**Written task**
Will you transcribe all the entries word for word, skipping the pictures they hold?

**Material provided**
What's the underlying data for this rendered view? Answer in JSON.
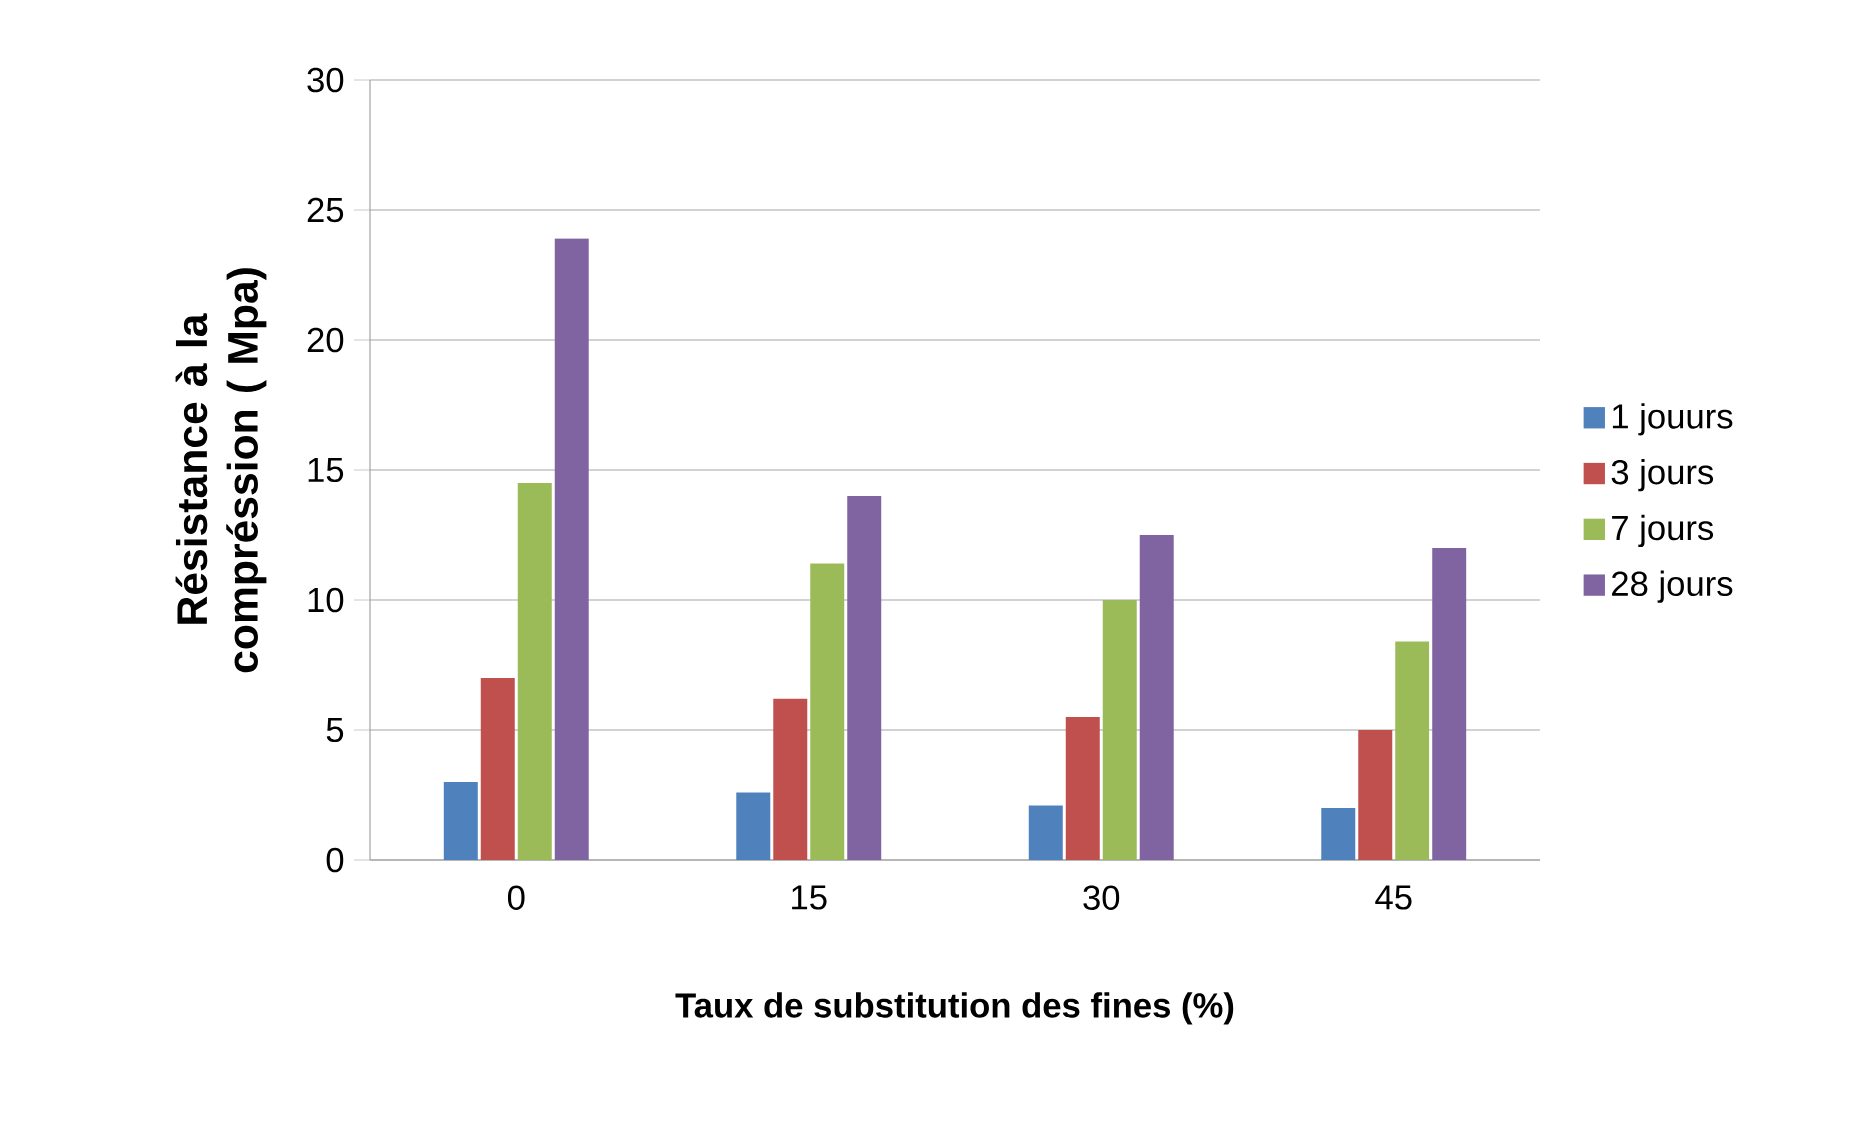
{
  "chart_data": {
    "type": "bar",
    "xlabel": "Taux de substitution des fines (%)",
    "ylabel": "Résistance à la compréssion ( Mpa)",
    "categories": [
      "0",
      "15",
      "30",
      "45"
    ],
    "series": [
      {
        "name": "1 jouurs",
        "color": "#4f81bd",
        "values": [
          3,
          2.6,
          2.1,
          2.0
        ]
      },
      {
        "name": "3 jours",
        "color": "#c0504d",
        "values": [
          7,
          6.2,
          5.5,
          5.0
        ]
      },
      {
        "name": "7 jours",
        "color": "#9bbb59",
        "values": [
          14.5,
          11.4,
          10,
          8.4
        ]
      },
      {
        "name": "28 jours",
        "color": "#8064a2",
        "values": [
          23.9,
          14,
          12.5,
          12
        ]
      }
    ],
    "ylim": [
      0,
      30
    ],
    "yticks": [
      0,
      5,
      10,
      15,
      20,
      25,
      30
    ],
    "grid": "y",
    "legend": "right"
  }
}
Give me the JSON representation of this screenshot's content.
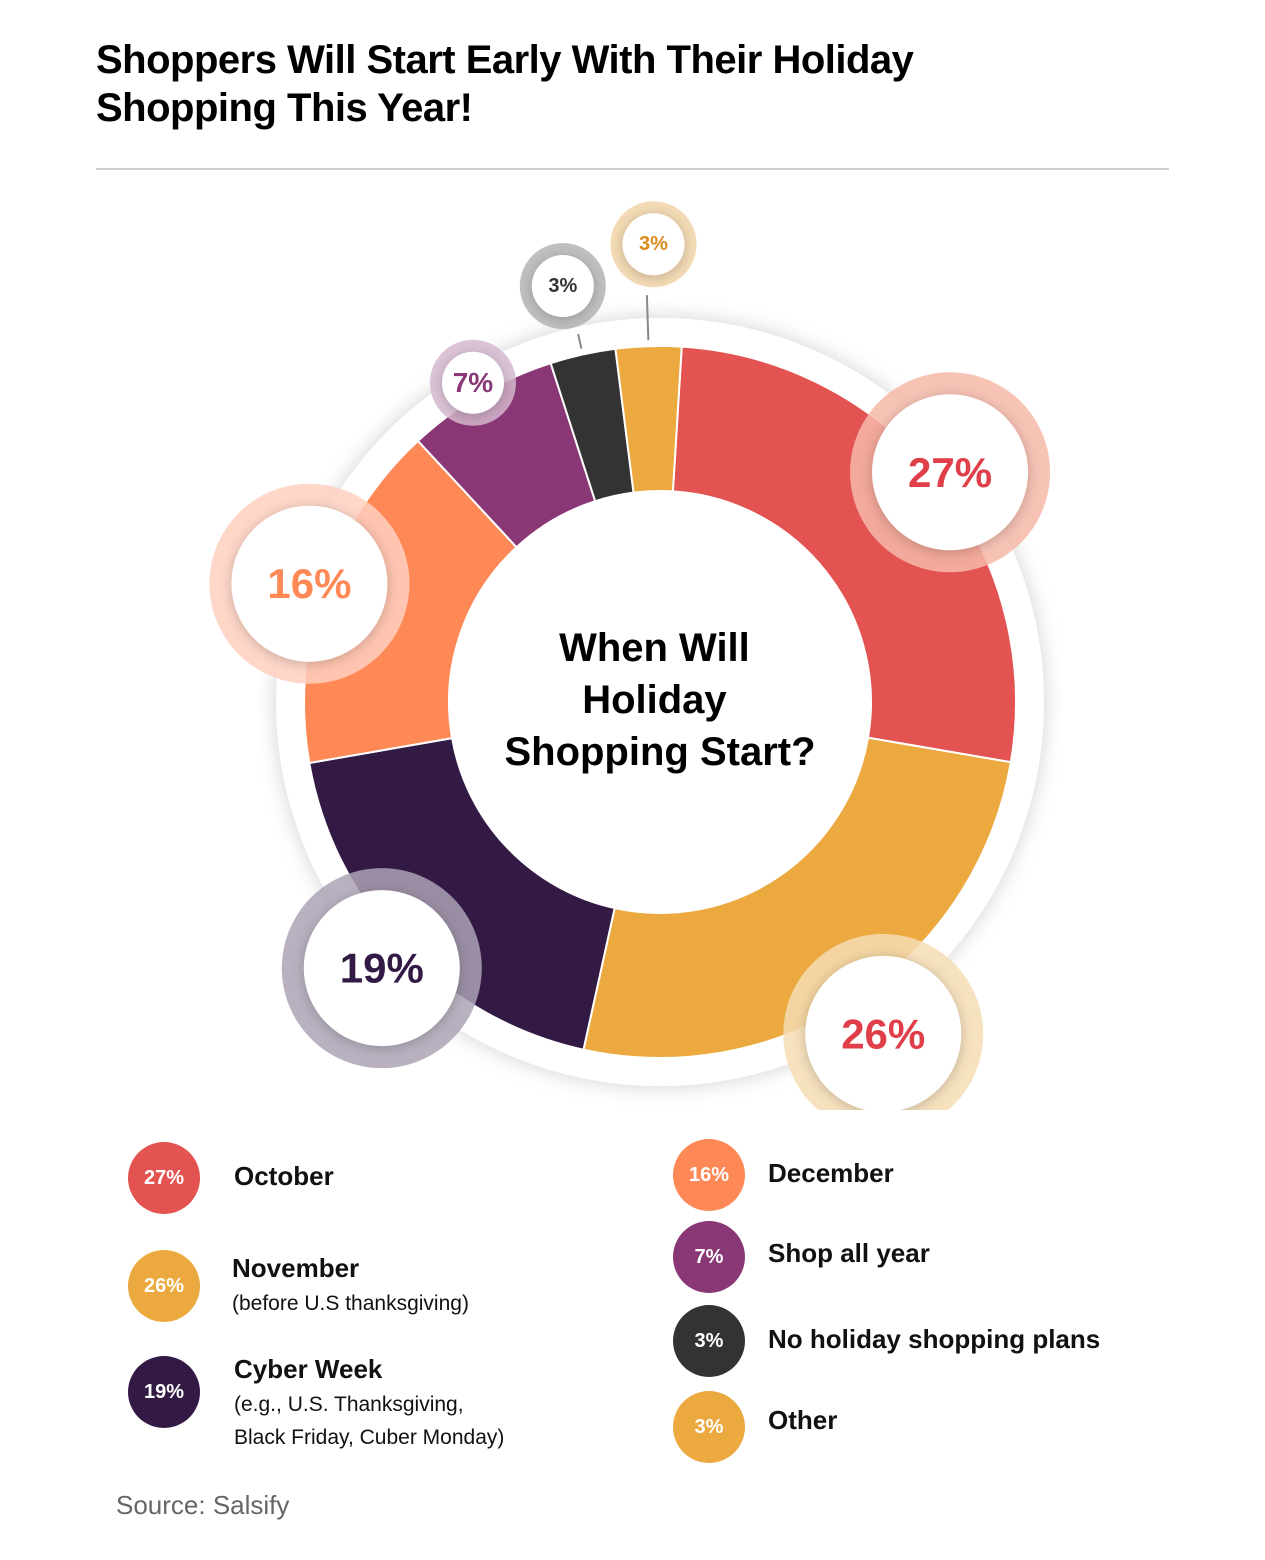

**The response**
What's the underlying data for this rendered view? Answer in JSON.
{
  "chart_data": {
    "type": "bar",
    "xlabel": "Taux de substitution des fines (%)",
    "ylabel": "Résistance à la compréssion ( Mpa)",
    "categories": [
      "0",
      "15",
      "30",
      "45"
    ],
    "series": [
      {
        "name": "1 jouurs",
        "color": "#4f81bd",
        "values": [
          3,
          2.6,
          2.1,
          2.0
        ]
      },
      {
        "name": "3 jours",
        "color": "#c0504d",
        "values": [
          7,
          6.2,
          5.5,
          5.0
        ]
      },
      {
        "name": "7 jours",
        "color": "#9bbb59",
        "values": [
          14.5,
          11.4,
          10,
          8.4
        ]
      },
      {
        "name": "28 jours",
        "color": "#8064a2",
        "values": [
          23.9,
          14,
          12.5,
          12
        ]
      }
    ],
    "ylim": [
      0,
      30
    ],
    "yticks": [
      0,
      5,
      10,
      15,
      20,
      25,
      30
    ],
    "grid": "y",
    "legend": "right"
  }
}
Give me the JSON representation of this screenshot's content.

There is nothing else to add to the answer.